— What is needed —
Resume the abstract about the AI tool for ankylosing spondylitis, starting right after its last sentence.

— Document segment —

▬▬▬▬▬▬

AUTHOR=Li Hao , Tao Xiang , Liang Tuo , Jiang Jie , Zhu Jichong , Wu Shaofeng , Chen Liyi , Zhang Zide , Zhou Chenxing , Sun Xuhua , Huang Shengsheng , Chen Jiarui , Chen Tianyou , Ye Zhen , Chen Wuhua , Guo Hao , Yao Yuanlin , Liao Shian , Yu Chaojie , Fan Binguang , Liu Yihong , Lu Chunai , Hu Junnan , Xie Qinghong , Wei Xiao , Fang Cairen , Liu Huijiang , Huang Chengqian , Pan Shixin , Zhan Xinli , Liu Chong TITLE=Comprehensive AI-assisted tool for ankylosing spondylitis based on multicenter research outperforms human experts JOURNAL=Frontiers in Public Health VOLUME=11 YEAR=2023 URL=https://www.frontiersin.org/journals/public-health/articles/10.3389/fpubh.2023.1063633 DOI=10.3389/fpubh.2023.1063633 ISSN=2296-2565 ABSTRACT=Introduction

The diagnosis and treatment of ankylosing spondylitis (AS) is a difficult task, especially in less developed countries without access to experts. To address this issue, a comprehensive artificial intelligence (AI) tool was created to help diagnose and predict the course of AS.

Methods

In this retrospective study, a dataset of 5389 pelvic radiographs (PXRs) from patients treated at a single medical center between March 2014 and April 2022 was used to create an ensemble deep learning (DL) model for diagnosing AS. The model was then tested on an additional 583 images from three other medical centers, and its performance was evaluated using the area under the receiver operating characteristic curve analysis, accuracy, precision, recall, and F1 scores. Furthermore, clinical prediction models for identifying high-risk patients and triaging patients were developed and validated using clinical data from 356 patients.

▬▬▬▬▬▬

— Dataset excerpts —

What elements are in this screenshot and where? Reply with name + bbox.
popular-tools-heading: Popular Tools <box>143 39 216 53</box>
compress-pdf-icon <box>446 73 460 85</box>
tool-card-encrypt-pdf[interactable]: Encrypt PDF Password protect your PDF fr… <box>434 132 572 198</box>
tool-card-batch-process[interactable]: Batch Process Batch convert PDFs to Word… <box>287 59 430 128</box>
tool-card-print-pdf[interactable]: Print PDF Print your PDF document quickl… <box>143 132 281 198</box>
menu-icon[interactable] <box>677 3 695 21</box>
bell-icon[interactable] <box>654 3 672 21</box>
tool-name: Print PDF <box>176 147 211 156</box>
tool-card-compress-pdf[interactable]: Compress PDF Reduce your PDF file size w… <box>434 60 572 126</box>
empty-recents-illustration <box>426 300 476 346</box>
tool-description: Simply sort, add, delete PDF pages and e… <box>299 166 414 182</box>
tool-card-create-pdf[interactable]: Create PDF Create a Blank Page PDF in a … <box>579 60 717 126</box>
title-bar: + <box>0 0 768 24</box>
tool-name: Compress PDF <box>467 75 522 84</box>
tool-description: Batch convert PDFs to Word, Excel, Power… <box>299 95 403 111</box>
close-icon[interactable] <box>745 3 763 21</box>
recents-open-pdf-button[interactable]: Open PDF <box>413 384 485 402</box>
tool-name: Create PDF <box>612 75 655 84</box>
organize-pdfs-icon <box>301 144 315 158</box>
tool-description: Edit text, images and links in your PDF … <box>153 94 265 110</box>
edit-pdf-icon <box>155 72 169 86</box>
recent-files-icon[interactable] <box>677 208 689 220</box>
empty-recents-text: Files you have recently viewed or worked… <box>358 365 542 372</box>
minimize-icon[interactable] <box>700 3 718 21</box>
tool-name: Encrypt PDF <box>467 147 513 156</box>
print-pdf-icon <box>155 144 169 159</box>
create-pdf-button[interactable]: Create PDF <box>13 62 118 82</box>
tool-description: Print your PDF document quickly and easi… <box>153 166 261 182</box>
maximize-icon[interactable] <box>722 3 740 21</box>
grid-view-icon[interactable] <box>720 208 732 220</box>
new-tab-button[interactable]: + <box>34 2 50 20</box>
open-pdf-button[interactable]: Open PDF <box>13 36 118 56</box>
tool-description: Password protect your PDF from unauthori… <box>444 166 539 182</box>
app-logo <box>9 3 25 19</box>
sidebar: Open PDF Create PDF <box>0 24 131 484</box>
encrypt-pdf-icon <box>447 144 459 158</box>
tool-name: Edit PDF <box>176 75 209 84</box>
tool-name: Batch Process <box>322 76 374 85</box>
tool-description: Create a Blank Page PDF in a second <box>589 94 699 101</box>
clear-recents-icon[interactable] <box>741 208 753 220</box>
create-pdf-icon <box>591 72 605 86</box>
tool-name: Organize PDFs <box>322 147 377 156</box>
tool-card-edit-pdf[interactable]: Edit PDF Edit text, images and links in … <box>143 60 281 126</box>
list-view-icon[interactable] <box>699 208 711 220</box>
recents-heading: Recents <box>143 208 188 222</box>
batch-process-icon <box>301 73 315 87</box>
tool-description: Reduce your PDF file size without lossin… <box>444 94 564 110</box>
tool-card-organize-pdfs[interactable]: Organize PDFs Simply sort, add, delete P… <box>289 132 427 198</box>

▬▬▬▬▬▬

— Task result —
Results

The ensemble DL model demonstrated impressive performance in a multicenter external test set, with precision, recall, and area under the receiver operating characteristic curve values of 0.90, 0.89, and 0.96, respectively. This performance surpassed that of human experts, and the model also significantly improved the experts' diagnostic accuracy. Furthermore, the model's diagnosis results based on smartphone-captured images were comparable to those of human experts. Additionally, a clinical prediction model was established that accurately categorizes patients with AS into high-and low-risk groups with distinct clinical trajectories. This provides a strong foundation for individualized care.

Discussion

In this study, an exceptionally comprehensive AI tool was developed for the diagnosis and management of AS in complex clinical scenarios, especially in underdeveloped or rural areas that lack access to experts. This tool is highly beneficial in providing an efficient and effective system of diagnosis and management.